A block of data:
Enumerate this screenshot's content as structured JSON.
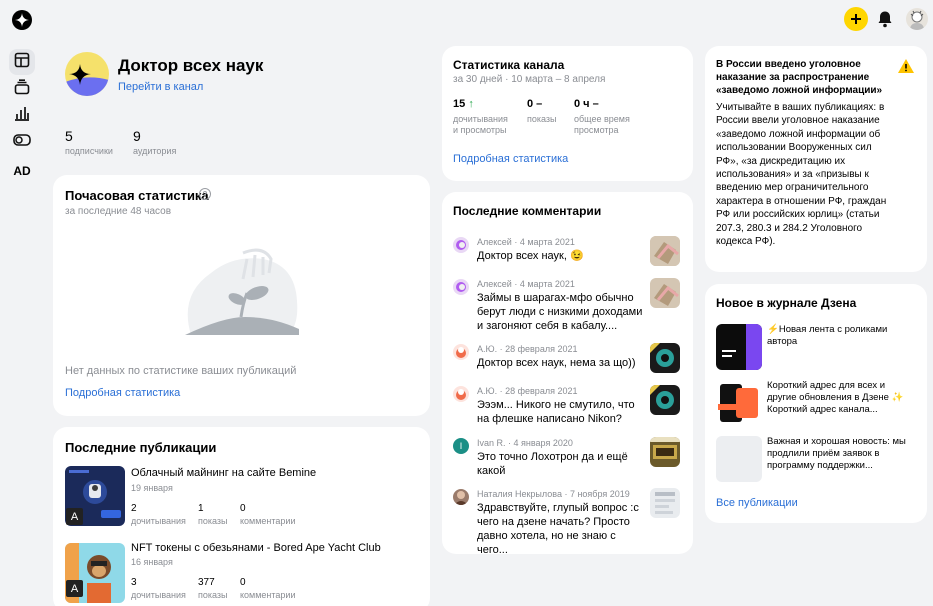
{
  "channel": {
    "name": "Доктор всех наук",
    "goto_link": "Перейти в канал",
    "subscribers_value": "5",
    "subscribers_label": "подписчики",
    "audience_value": "9",
    "audience_label": "аудитория"
  },
  "hourly": {
    "title": "Почасовая статистика",
    "subtitle": "за последние 48 часов",
    "empty_text": "Нет данных по статистике ваших публикаций",
    "link": "Подробная статистика"
  },
  "recent_pubs": {
    "title": "Последние публикации",
    "items": [
      {
        "title": "Облачный майнинг на сайте Bemine",
        "date": "19 января",
        "reads": "2",
        "reads_label": "дочитывания",
        "views": "1",
        "views_label": "показы",
        "comments": "0",
        "comments_label": "комментарии"
      },
      {
        "title": "NFT токены с обезьянами - Bored Ape Yacht Club",
        "date": "16 января",
        "reads": "3",
        "reads_label": "дочитывания",
        "views": "377",
        "views_label": "показы",
        "comments": "0",
        "comments_label": "комментарии"
      }
    ]
  },
  "channel_stats": {
    "title": "Статистика канала",
    "subtitle": "за 30 дней · 10 марта – 8 апреля",
    "reads_value": "15",
    "reads_label1": "дочитывания",
    "reads_label2": "и просмотры",
    "views_value": "0 –",
    "views_label": "показы",
    "time_value": "0 ч –",
    "time_label1": "общее время",
    "time_label2": "просмотра",
    "link": "Подробная статистика"
  },
  "comments": {
    "title": "Последние комментарии",
    "items": [
      {
        "author": "Алексей",
        "date": "4 марта 2021",
        "text": "Доктор всех наук, 😉"
      },
      {
        "author": "Алексей",
        "date": "4 марта 2021",
        "text": "Займы в шарагах-мфо обычно берут люди с низкими доходами и загоняют себя в кабалу...."
      },
      {
        "author": "А.Ю.",
        "date": "28 февраля 2021",
        "text": "Доктор всех наук, нема за що))"
      },
      {
        "author": "А.Ю.",
        "date": "28 февраля 2021",
        "text": "Эээм... Никого не смутило, что на флешке написано Nikon?"
      },
      {
        "author": "Ivan R.",
        "date": "4 января 2020",
        "text": "Это точно Лохотрон да и ещё какой"
      },
      {
        "author": "Наталия Некрылова",
        "date": "7 ноября 2019",
        "text": "Здравствуйте, глупый вопрос :с чего на дзене начать? Просто давно хотела, но не знаю с чего..."
      }
    ]
  },
  "notice": {
    "title": "В России введено уголовное наказание за распространение «заведомо ложной информации»",
    "body": "Учитывайте в ваших публикациях: в России ввели уголовное наказание «заведомо ложной информации об использовании Вооруженных сил РФ», «за дискредитацию их использования» и за «призывы к введению мер ограничительного характера в отношении РФ, граждан РФ или российских юрлиц» (статьи 207.3, 280.3 и 284.2 Уголовного кодекса РФ)."
  },
  "journal": {
    "title": "Новое в журнале Дзена",
    "items": [
      {
        "text": "⚡Новая лента с роликами автора"
      },
      {
        "text": "Короткий адрес для всех и другие обновления в Дзене ✨ Короткий адрес канала..."
      },
      {
        "text": "Важная и хорошая новость: мы продлили приём заявок в программу поддержки..."
      }
    ],
    "all_link": "Все публикации"
  },
  "sidebar": {
    "ad_label": "AD"
  },
  "colors": {
    "accent_yellow": "#ffd600",
    "link_blue": "#2a6fd6",
    "background": "#f2f3f5",
    "up_arrow": "#2aa84f"
  }
}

• [Stated exercise]:
Repeat the full listing above exactly, with no pictures in the copy.

• [The answer]:
Enumerate this screenshot's content as structured JSON.
{
  "channel": {
    "name": "Доктор всех наук",
    "goto_link": "Перейти в канал",
    "subscribers_value": "5",
    "subscribers_label": "подписчики",
    "audience_value": "9",
    "audience_label": "аудитория"
  },
  "hourly": {
    "title": "Почасовая статистика",
    "subtitle": "за последние 48 часов",
    "empty_text": "Нет данных по статистике ваших публикаций",
    "link": "Подробная статистика"
  },
  "recent_pubs": {
    "title": "Последние публикации",
    "items": [
      {
        "title": "Облачный майнинг на сайте Bemine",
        "date": "19 января",
        "reads": "2",
        "reads_label": "дочитывания",
        "views": "1",
        "views_label": "показы",
        "comments": "0",
        "comments_label": "комментарии"
      },
      {
        "title": "NFT токены с обезьянами - Bored Ape Yacht Club",
        "date": "16 января",
        "reads": "3",
        "reads_label": "дочитывания",
        "views": "377",
        "views_label": "показы",
        "comments": "0",
        "comments_label": "комментарии"
      }
    ]
  },
  "channel_stats": {
    "title": "Статистика канала",
    "subtitle": "за 30 дней · 10 марта – 8 апреля",
    "reads_value": "15",
    "reads_label1": "дочитывания",
    "reads_label2": "и просмотры",
    "views_value": "0 –",
    "views_label": "показы",
    "time_value": "0 ч –",
    "time_label1": "общее время",
    "time_label2": "просмотра",
    "link": "Подробная статистика"
  },
  "comments": {
    "title": "Последние комментарии",
    "items": [
      {
        "author": "Алексей",
        "date": "4 марта 2021",
        "text": "Доктор всех наук, 😉"
      },
      {
        "author": "Алексей",
        "date": "4 марта 2021",
        "text": "Займы в шарагах-мфо обычно берут люди с низкими доходами и загоняют себя в кабалу...."
      },
      {
        "author": "А.Ю.",
        "date": "28 февраля 2021",
        "text": "Доктор всех наук, нема за що))"
      },
      {
        "author": "А.Ю.",
        "date": "28 февраля 2021",
        "text": "Эээм... Никого не смутило, что на флешке написано Nikon?"
      },
      {
        "author": "Ivan R.",
        "date": "4 января 2020",
        "text": "Это точно Лохотрон да и ещё какой"
      },
      {
        "author": "Наталия Некрылова",
        "date": "7 ноября 2019",
        "text": "Здравствуйте, глупый вопрос :с чего на дзене начать? Просто давно хотела, но не знаю с чего..."
      }
    ]
  },
  "notice": {
    "title": "В России введено уголовное наказание за распространение «заведомо ложной информации»",
    "body": "Учитывайте в ваших публикациях: в России ввели уголовное наказание «заведомо ложной информации об использовании Вооруженных сил РФ», «за дискредитацию их использования» и за «призывы к введению мер ограничительного характера в отношении РФ, граждан РФ или российских юрлиц» (статьи 207.3, 280.3 и 284.2 Уголовного кодекса РФ)."
  },
  "journal": {
    "title": "Новое в журнале Дзена",
    "items": [
      {
        "text": "⚡Новая лента с роликами автора"
      },
      {
        "text": "Короткий адрес для всех и другие обновления в Дзене ✨ Короткий адрес канала..."
      },
      {
        "text": "Важная и хорошая новость: мы продлили приём заявок в программу поддержки..."
      }
    ],
    "all_link": "Все публикации"
  },
  "sidebar": {
    "ad_label": "AD"
  },
  "colors": {
    "accent_yellow": "#ffd600",
    "link_blue": "#2a6fd6",
    "background": "#f2f3f5",
    "up_arrow": "#2aa84f"
  }
}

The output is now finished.